> **RAW DATA**
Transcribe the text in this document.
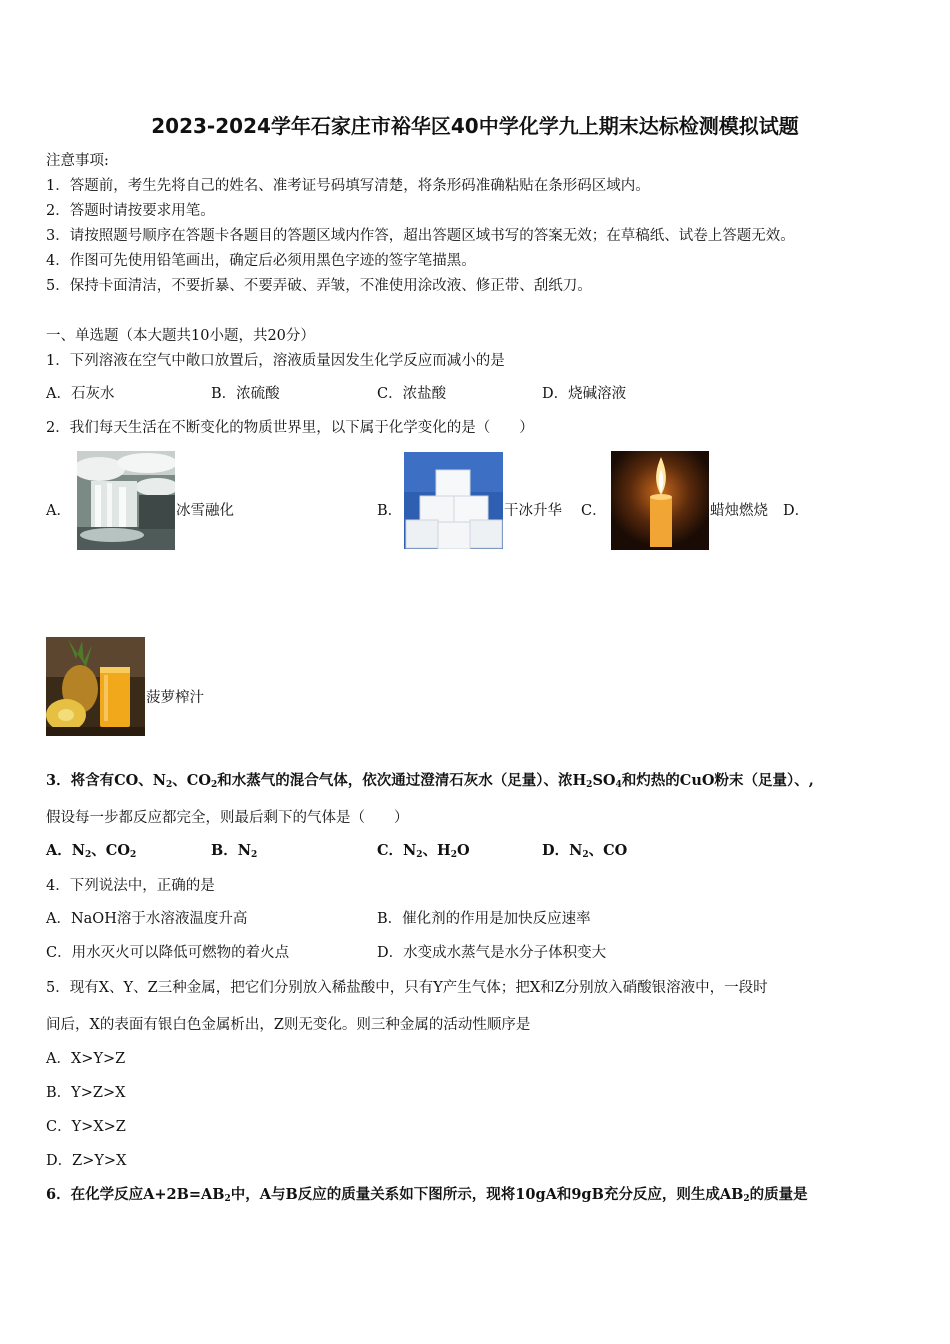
2023-2024学年石家庄市裕华区40中学化学九上期末达标检测模拟试题
注意事项:
1．答题前，考生先将自己的姓名、准考证号码填写清楚，将条形码准确粘贴在条形码区域内。
2．答题时请按要求用笔。
3．请按照题号顺序在答题卡各题目的答题区域内作答，超出答题区域书写的答案无效；在草稿纸、试卷上答题无效。
4．作图可先使用铅笔画出，确定后必须用黑色字迹的签字笔描黑。
5．保持卡面清洁，不要折暴、不要弄破、弄皱，不准使用涂改液、修正带、刮纸刀。
一、单选题（本大题共10小题，共20分）
1．下列溶液在空气中敞口放置后，溶液质量因发生化学反应而减小的是
A．石灰水	B．浓硫酸	C．浓盐酸	D．烧碱溶液
2．我们每天生活在不断变化的物质世界里，以下属于化学变化的是（　　）
A．	冰雪融化	B．	干冰升华 C．	蜡烛燃烧 D．
菠萝榨汁
3．将含有CO、$N_2$、$CO_2$和水蒸气的混合气体，依次通过澄清石灰水（足量）、浓$H_2SO_4$和灼热的CuO粉末（足量）、,
假设每一步都反应都完全，则最后剩下的气体是（　　）
A．$N_2$、$CO_2$	B．$N_2$	C．$N_2$、$H_2O$	D．$N_2$、CO
4．下列说法中，正确的是
A．NaOH溶于水溶液温度升高	B．催化剂的作用是加快反应速率
C．用水灭火可以降低可燃物的着火点	D．水变成水蒸气是水分子体积变大
5．现有X、Y、Z三种金属，把它们分别放入稀盐酸中，只有Y产生气体；把X和Z分别放入硝酸银溶液中，一段时
间后，X的表面有银白色金属析出，Z则无变化。则三种金属的活动性顺序是
A．X>Y>Z
B．Y>Z>X
C．Y>X>Z
D．Z>Y>X
6．在化学反应$A+2B=AB_2$中，A与B反应的质量关系如下图所示，现将10gA和9gB充分反应，则生成$AB_2$的质量是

> **EXERCISE TASK**
Transcribe every line in the entries above, taking out only the images.

> **FINAL RESULT**
Transcribe the text in this document.
2023-2024学年石家庄市裕华区40中学化学九上期末达标检测模拟试题
注意事项:
1．答题前，考生先将自己的姓名、准考证号码填写清楚，将条形码准确粘贴在条形码区域内。
2．答题时请按要求用笔。
3．请按照题号顺序在答题卡各题目的答题区域内作答，超出答题区域书写的答案无效；在草稿纸、试卷上答题无效。
4．作图可先使用铅笔画出，确定后必须用黑色字迹的签字笔描黑。
5．保持卡面清洁，不要折暴、不要弄破、弄皱，不准使用涂改液、修正带、刮纸刀。
一、单选题（本大题共10小题，共20分）
1．下列溶液在空气中敞口放置后，溶液质量因发生化学反应而减小的是
A．石灰水	B．浓硫酸	C．浓盐酸	D．烧碱溶液
2．我们每天生活在不断变化的物质世界里，以下属于化学变化的是（　　）
A．	冰雪融化	B．	干冰升华 C．	蜡烛燃烧 D．
菠萝榨汁
3．将含有CO、$N_2$、$CO_2$和水蒸气的混合气体，依次通过澄清石灰水（足量）、浓$H_2SO_4$和灼热的CuO粉末（足量）、,
假设每一步都反应都完全，则最后剩下的气体是（　　）
A．$N_2$、$CO_2$	B．$N_2$	C．$N_2$、$H_2O$	D．$N_2$、CO
4．下列说法中，正确的是
A．NaOH溶于水溶液温度升高	B．催化剂的作用是加快反应速率
C．用水灭火可以降低可燃物的着火点	D．水变成水蒸气是水分子体积变大
5．现有X、Y、Z三种金属，把它们分别放入稀盐酸中，只有Y产生气体；把X和Z分别放入硝酸银溶液中，一段时
间后，X的表面有银白色金属析出，Z则无变化。则三种金属的活动性顺序是
A．X>Y>Z
B．Y>Z>X
C．Y>X>Z
D．Z>Y>X
6．在化学反应$A+2B=AB_2$中，A与B反应的质量关系如下图所示，现将10gA和9gB充分反应，则生成$AB_2$的质量是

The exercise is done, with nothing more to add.